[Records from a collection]

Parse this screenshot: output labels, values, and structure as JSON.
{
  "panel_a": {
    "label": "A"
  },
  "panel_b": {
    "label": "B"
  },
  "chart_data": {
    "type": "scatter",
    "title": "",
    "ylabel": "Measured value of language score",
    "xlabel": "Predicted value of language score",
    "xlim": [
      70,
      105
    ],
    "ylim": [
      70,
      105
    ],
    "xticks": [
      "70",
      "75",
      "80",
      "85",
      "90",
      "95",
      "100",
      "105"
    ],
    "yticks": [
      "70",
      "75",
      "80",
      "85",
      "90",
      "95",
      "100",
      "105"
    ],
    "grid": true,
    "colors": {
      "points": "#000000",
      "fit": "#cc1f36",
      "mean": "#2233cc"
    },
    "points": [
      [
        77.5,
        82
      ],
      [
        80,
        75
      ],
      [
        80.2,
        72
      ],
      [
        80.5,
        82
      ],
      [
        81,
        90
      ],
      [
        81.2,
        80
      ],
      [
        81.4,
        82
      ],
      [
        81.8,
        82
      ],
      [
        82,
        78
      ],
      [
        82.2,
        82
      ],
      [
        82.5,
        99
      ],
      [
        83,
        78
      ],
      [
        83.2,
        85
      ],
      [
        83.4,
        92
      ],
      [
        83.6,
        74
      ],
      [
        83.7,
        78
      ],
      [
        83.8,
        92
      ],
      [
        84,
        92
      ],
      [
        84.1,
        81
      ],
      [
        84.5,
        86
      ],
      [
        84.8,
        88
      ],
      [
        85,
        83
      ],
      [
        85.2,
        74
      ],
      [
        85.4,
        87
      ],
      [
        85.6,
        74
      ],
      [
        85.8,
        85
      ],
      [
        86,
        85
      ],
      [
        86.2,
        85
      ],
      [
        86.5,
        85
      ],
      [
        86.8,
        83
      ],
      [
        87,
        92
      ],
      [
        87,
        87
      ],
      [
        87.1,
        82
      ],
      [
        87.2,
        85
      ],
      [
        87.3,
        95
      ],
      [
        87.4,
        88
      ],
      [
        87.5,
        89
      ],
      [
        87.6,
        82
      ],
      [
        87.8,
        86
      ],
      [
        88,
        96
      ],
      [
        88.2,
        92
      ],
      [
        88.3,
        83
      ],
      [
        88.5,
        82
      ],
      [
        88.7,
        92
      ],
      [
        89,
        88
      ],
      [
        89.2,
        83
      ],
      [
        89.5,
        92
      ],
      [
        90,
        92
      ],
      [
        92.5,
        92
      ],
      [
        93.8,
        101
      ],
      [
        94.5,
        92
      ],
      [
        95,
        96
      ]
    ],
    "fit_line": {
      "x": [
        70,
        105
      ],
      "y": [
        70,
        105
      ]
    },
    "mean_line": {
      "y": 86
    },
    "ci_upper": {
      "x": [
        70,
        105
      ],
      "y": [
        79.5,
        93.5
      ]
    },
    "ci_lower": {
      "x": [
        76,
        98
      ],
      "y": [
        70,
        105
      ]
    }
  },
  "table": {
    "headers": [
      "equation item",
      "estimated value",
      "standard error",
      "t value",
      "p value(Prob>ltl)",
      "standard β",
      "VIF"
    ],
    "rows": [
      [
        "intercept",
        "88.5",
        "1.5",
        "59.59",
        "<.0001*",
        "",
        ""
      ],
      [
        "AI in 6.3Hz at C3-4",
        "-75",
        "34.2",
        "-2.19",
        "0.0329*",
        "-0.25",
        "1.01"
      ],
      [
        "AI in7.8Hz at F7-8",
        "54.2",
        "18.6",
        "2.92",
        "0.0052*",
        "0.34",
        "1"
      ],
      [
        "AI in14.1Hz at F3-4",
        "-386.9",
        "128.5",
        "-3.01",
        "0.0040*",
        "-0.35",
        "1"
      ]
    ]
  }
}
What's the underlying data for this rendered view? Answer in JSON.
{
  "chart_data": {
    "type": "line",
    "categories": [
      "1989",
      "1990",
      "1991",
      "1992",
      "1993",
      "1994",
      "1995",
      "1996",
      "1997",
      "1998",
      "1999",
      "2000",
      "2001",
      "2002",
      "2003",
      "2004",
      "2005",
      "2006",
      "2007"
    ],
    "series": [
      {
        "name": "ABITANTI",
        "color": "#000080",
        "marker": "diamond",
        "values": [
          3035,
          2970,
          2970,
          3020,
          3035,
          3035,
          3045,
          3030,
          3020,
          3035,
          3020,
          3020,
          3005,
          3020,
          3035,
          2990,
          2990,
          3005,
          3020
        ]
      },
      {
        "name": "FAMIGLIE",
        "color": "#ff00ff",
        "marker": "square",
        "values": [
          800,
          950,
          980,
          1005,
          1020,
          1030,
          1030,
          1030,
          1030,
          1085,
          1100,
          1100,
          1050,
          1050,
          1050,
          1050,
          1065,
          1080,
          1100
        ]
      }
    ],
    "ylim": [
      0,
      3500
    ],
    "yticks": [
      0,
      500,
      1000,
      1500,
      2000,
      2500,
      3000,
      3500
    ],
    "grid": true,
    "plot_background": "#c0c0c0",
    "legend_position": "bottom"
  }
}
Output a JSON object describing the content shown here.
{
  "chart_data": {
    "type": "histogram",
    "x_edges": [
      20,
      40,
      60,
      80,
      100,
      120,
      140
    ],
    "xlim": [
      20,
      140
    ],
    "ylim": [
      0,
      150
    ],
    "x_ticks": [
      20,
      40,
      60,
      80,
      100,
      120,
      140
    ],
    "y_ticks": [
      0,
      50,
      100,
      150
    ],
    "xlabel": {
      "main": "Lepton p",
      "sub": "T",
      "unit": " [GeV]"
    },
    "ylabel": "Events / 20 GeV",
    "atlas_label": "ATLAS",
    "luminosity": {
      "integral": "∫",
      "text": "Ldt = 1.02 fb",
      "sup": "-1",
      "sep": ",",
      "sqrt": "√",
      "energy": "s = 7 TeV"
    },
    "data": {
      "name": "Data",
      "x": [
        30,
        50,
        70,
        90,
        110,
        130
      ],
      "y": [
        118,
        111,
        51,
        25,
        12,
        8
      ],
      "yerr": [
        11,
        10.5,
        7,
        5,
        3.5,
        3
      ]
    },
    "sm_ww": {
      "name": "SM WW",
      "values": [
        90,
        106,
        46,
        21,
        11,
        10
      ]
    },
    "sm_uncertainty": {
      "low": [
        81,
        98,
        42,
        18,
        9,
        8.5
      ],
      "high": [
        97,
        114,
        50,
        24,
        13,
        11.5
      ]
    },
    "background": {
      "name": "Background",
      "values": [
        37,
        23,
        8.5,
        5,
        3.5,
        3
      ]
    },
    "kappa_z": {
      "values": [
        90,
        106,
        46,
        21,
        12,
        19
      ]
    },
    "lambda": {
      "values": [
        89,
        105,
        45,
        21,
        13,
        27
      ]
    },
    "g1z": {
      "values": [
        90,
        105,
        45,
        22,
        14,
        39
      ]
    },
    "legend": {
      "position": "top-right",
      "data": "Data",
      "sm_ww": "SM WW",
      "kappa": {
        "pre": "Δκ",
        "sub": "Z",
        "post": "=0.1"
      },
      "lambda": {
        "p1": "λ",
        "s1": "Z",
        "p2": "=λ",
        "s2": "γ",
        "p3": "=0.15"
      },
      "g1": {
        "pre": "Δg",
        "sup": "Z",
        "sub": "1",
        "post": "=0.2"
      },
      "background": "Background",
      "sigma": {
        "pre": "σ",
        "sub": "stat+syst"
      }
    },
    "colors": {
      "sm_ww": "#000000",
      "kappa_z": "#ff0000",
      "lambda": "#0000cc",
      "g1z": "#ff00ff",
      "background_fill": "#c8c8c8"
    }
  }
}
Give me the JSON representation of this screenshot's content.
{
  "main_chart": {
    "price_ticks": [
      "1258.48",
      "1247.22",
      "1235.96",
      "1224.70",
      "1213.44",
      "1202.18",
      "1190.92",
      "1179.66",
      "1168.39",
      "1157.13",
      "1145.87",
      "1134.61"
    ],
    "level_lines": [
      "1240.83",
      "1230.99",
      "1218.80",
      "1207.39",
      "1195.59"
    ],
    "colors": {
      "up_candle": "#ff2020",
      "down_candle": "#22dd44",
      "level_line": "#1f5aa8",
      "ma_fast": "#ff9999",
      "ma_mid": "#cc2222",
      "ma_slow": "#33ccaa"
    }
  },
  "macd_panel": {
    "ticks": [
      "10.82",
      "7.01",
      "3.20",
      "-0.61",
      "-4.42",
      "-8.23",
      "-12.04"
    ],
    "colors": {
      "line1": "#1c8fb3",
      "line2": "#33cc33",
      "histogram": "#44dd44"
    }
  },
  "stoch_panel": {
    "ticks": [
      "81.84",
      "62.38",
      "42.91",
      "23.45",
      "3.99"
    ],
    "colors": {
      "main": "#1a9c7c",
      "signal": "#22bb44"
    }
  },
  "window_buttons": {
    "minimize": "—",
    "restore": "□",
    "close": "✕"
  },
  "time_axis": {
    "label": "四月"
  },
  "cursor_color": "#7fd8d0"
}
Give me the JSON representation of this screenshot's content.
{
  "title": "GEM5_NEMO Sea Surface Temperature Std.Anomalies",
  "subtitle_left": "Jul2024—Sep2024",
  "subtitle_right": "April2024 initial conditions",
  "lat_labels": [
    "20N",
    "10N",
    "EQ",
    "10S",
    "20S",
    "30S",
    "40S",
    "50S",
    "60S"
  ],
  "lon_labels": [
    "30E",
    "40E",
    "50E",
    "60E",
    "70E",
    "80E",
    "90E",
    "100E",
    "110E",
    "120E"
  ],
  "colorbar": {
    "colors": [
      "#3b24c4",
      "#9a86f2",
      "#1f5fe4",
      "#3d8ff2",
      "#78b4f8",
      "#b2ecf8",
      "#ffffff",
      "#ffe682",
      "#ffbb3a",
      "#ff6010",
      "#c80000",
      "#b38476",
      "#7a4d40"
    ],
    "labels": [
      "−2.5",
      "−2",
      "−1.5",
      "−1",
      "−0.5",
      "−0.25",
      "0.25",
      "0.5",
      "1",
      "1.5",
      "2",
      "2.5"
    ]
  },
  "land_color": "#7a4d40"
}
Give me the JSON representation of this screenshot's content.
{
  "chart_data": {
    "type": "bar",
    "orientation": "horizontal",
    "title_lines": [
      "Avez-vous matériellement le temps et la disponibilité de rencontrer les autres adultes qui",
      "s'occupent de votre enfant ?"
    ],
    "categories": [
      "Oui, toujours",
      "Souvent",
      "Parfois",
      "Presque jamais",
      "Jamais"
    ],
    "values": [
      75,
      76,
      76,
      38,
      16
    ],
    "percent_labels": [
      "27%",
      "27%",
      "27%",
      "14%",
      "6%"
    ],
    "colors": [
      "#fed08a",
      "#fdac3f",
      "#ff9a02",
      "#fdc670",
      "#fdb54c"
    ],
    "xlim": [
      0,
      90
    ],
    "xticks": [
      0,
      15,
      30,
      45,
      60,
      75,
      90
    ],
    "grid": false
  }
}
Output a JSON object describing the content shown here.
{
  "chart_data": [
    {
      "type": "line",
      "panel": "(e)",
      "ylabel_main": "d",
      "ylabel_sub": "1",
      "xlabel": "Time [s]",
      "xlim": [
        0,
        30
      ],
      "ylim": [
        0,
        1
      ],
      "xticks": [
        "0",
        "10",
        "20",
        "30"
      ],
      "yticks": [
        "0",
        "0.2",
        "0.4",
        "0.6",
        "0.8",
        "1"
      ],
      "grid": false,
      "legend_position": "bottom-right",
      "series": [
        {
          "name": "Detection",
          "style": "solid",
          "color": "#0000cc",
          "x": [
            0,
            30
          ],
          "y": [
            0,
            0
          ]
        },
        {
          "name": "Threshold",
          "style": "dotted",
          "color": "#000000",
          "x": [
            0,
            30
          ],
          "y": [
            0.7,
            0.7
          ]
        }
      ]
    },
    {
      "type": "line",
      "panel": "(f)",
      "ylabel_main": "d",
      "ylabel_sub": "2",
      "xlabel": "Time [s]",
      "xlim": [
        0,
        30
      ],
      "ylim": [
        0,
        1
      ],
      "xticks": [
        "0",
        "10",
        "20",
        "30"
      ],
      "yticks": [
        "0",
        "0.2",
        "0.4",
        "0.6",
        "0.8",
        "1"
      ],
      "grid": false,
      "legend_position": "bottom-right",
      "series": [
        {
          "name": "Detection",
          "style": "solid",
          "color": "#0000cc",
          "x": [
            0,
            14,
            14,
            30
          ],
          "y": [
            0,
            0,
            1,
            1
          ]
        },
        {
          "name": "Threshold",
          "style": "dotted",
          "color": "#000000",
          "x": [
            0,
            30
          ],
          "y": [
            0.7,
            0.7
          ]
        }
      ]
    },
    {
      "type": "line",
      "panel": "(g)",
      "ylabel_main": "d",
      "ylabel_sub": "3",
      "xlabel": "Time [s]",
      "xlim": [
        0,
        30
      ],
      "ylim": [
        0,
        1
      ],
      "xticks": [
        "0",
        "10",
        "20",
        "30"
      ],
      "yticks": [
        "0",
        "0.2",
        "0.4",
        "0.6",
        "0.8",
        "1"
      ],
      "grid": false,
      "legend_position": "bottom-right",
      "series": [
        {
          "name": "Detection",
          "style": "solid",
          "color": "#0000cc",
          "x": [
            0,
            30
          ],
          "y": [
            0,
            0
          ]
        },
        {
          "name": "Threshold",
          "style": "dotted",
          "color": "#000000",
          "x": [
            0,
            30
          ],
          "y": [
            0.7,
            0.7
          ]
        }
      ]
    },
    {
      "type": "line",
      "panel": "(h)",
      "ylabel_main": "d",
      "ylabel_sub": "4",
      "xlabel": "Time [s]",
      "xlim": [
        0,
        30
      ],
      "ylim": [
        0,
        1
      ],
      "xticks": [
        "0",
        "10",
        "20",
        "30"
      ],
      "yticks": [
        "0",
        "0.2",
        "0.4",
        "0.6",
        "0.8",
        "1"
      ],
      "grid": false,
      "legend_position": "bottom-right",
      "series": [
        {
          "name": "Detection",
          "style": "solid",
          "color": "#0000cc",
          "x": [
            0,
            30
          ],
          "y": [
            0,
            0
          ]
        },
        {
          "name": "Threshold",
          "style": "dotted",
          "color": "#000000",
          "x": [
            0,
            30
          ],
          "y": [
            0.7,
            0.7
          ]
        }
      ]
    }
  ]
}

■ OBJECTIVE ■
In the entries above, locate every line with the word "language" and copy it.

■ RESPONSE ■
    "ylabel": "Measured value of language score",
    "xlabel": "Predicted value of language score",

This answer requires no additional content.